• WHAT TO WORK ON: Copy every one of the items below word for word, without changing any character.

━━━━━ SUPPLIED ENTRIES ━━━━━

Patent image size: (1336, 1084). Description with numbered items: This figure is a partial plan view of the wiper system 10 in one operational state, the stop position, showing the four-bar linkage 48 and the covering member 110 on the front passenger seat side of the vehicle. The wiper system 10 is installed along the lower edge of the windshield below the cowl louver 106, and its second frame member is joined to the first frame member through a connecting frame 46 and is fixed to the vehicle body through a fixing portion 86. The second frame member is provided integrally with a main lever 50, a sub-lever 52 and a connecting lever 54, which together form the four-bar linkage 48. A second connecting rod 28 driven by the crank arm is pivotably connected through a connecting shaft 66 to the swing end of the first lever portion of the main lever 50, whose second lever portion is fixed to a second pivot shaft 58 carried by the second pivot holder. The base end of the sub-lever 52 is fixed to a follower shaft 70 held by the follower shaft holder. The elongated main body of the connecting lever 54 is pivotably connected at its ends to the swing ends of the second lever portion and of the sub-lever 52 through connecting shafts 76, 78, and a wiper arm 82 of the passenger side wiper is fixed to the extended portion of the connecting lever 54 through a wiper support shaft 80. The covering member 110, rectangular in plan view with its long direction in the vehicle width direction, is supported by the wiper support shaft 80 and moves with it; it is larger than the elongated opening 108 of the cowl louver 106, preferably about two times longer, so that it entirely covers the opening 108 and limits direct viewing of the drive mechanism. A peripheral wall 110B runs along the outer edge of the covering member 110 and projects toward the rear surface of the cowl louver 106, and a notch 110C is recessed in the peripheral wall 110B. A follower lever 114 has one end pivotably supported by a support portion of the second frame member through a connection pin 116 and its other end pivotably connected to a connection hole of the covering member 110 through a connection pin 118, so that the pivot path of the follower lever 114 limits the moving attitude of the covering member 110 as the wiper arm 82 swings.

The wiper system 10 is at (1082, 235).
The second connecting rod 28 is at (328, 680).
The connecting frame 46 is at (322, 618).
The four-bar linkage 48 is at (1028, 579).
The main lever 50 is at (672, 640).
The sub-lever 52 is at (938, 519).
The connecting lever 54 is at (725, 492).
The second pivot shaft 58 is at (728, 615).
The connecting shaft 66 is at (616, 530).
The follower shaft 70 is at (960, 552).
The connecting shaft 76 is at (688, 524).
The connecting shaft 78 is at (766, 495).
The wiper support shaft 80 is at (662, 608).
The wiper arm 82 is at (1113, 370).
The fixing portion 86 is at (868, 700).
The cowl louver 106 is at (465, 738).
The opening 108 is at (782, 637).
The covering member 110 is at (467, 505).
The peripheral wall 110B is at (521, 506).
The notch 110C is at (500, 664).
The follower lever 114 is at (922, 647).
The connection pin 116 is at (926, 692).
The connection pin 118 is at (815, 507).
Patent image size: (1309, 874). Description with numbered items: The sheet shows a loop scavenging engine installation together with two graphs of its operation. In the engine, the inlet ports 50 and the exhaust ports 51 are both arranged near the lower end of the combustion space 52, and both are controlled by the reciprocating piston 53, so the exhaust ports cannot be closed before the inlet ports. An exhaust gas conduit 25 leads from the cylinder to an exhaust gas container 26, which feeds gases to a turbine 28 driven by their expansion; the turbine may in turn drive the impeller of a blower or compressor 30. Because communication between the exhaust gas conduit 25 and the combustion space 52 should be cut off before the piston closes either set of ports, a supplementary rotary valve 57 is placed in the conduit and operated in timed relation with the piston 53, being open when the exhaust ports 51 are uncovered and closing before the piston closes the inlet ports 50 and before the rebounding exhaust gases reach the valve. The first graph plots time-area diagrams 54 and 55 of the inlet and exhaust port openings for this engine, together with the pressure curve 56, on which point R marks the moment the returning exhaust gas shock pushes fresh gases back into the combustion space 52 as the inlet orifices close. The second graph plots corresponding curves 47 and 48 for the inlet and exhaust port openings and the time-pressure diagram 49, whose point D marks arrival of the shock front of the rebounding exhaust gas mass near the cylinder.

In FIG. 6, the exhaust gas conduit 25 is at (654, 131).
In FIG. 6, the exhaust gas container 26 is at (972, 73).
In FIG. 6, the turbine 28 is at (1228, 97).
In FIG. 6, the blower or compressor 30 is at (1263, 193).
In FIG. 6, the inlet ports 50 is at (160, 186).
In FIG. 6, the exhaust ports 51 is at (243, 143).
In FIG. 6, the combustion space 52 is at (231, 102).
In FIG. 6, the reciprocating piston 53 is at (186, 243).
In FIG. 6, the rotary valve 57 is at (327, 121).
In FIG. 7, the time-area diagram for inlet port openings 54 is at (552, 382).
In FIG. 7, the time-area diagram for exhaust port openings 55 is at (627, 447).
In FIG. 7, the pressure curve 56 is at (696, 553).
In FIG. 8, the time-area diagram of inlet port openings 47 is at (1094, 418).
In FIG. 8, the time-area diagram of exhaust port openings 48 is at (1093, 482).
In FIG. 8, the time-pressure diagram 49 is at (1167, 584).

━━━━━

• PROBLEM SOLUTION:
Patent image size: (1336, 1084). Description with numbered items: This figure is a partial plan view of the wiper system 10 in one operational state, the stop position, showing the four-bar linkage 48 and the covering member 110 on the front passenger seat side of the vehicle. The wiper system 10 is installed along the lower edge of the windshield below the cowl louver 106, and its second frame member is joined to the first frame member through a connecting frame 46 and is fixed to the vehicle body through a fixing portion 86. The second frame member is provided integrally with a main lever 50, a sub-lever 52 and a connecting lever 54, which together form the four-bar linkage 48. A second connecting rod 28 driven by the crank arm is pivotably connected through a connecting shaft 66 to the swing end of the first lever portion of the main lever 50, whose second lever portion is fixed to a second pivot shaft 58 carried by the second pivot holder. The base end of the sub-lever 52 is fixed to a follower shaft 70 held by the follower shaft holder. The elongated main body of the connecting lever 54 is pivotably connected at its ends to the swing ends of the second lever portion and of the sub-lever 52 through connecting shafts 76, 78, and a wiper arm 82 of the passenger side wiper is fixed to the extended portion of the connecting lever 54 through a wiper support shaft 80. The covering member 110, rectangular in plan view with its long direction in the vehicle width direction, is supported by the wiper support shaft 80 and moves with it; it is larger than the elongated opening 108 of the cowl louver 106, preferably about two times longer, so that it entirely covers the opening 108 and limits direct viewing of the drive mechanism. A peripheral wall 110B runs along the outer edge of the covering member 110 and projects toward the rear surface of the cowl louver 106, and a notch 110C is recessed in the peripheral wall 110B. A follower lever 114 has one end pivotably supported by a support portion of the second frame member through a connection pin 116 and its other end pivotably connected to a connection hole of the covering member 110 through a connection pin 118, so that the pivot path of the follower lever 114 limits the moving attitude of the covering member 110 as the wiper arm 82 swings.

The wiper system 10 is at (1082, 235).
The second connecting rod 28 is at (328, 680).
The connecting frame 46 is at (322, 618).
The four-bar linkage 48 is at (1028, 579).
The main lever 50 is at (672, 640).
The sub-lever 52 is at (938, 519).
The connecting lever 54 is at (725, 492).
The second pivot shaft 58 is at (728, 615).
The connecting shaft 66 is at (616, 530).
The follower shaft 70 is at (960, 552).
The connecting shaft 76 is at (688, 524).
The connecting shaft 78 is at (766, 495).
The wiper support shaft 80 is at (662, 608).
The wiper arm 82 is at (1113, 370).
The fixing portion 86 is at (868, 700).
The cowl louver 106 is at (465, 738).
The opening 108 is at (782, 637).
The covering member 110 is at (467, 505).
The peripheral wall 110B is at (521, 506).
The notch 110C is at (500, 664).
The follower lever 114 is at (922, 647).
The connection pin 116 is at (926, 692).
The connection pin 118 is at (815, 507).
Patent image size: (1309, 874). Description with numbered items: The sheet shows a loop scavenging engine installation together with two graphs of its operation. In the engine, the inlet ports 50 and the exhaust ports 51 are both arranged near the lower end of the combustion space 52, and both are controlled by the reciprocating piston 53, so the exhaust ports cannot be closed before the inlet ports. An exhaust gas conduit 25 leads from the cylinder to an exhaust gas container 26, which feeds gases to a turbine 28 driven by their expansion; the turbine may in turn drive the impeller of a blower or compressor 30. Because communication between the exhaust gas conduit 25 and the combustion space 52 should be cut off before the piston closes either set of ports, a supplementary rotary valve 57 is placed in the conduit and operated in timed relation with the piston 53, being open when the exhaust ports 51 are uncovered and closing before the piston closes the inlet ports 50 and before the rebounding exhaust gases reach the valve. The first graph plots time-area diagrams 54 and 55 of the inlet and exhaust port openings for this engine, together with the pressure curve 56, on which point R marks the moment the returning exhaust gas shock pushes fresh gases back into the combustion space 52 as the inlet orifices close. The second graph plots corresponding curves 47 and 48 for the inlet and exhaust port openings and the time-pressure diagram 49, whose point D marks arrival of the shock front of the rebounding exhaust gas mass near the cylinder.

In FIG. 6, the exhaust gas conduit 25 is at (654, 131).
In FIG. 6, the exhaust gas container 26 is at (972, 73).
In FIG. 6, the turbine 28 is at (1228, 97).
In FIG. 6, the blower or compressor 30 is at (1263, 193).
In FIG. 6, the inlet ports 50 is at (160, 186).
In FIG. 6, the exhaust ports 51 is at (243, 143).
In FIG. 6, the combustion space 52 is at (231, 102).
In FIG. 6, the reciprocating piston 53 is at (186, 243).
In FIG. 6, the rotary valve 57 is at (327, 121).
In FIG. 7, the time-area diagram for inlet port openings 54 is at (552, 382).
In FIG. 7, the time-area diagram for exhaust port openings 55 is at (627, 447).
In FIG. 7, the pressure curve 56 is at (696, 553).
In FIG. 8, the time-area diagram of inlet port openings 47 is at (1094, 418).
In FIG. 8, the time-area diagram of exhaust port openings 48 is at (1093, 482).
In FIG. 8, the time-pressure diagram 49 is at (1167, 584).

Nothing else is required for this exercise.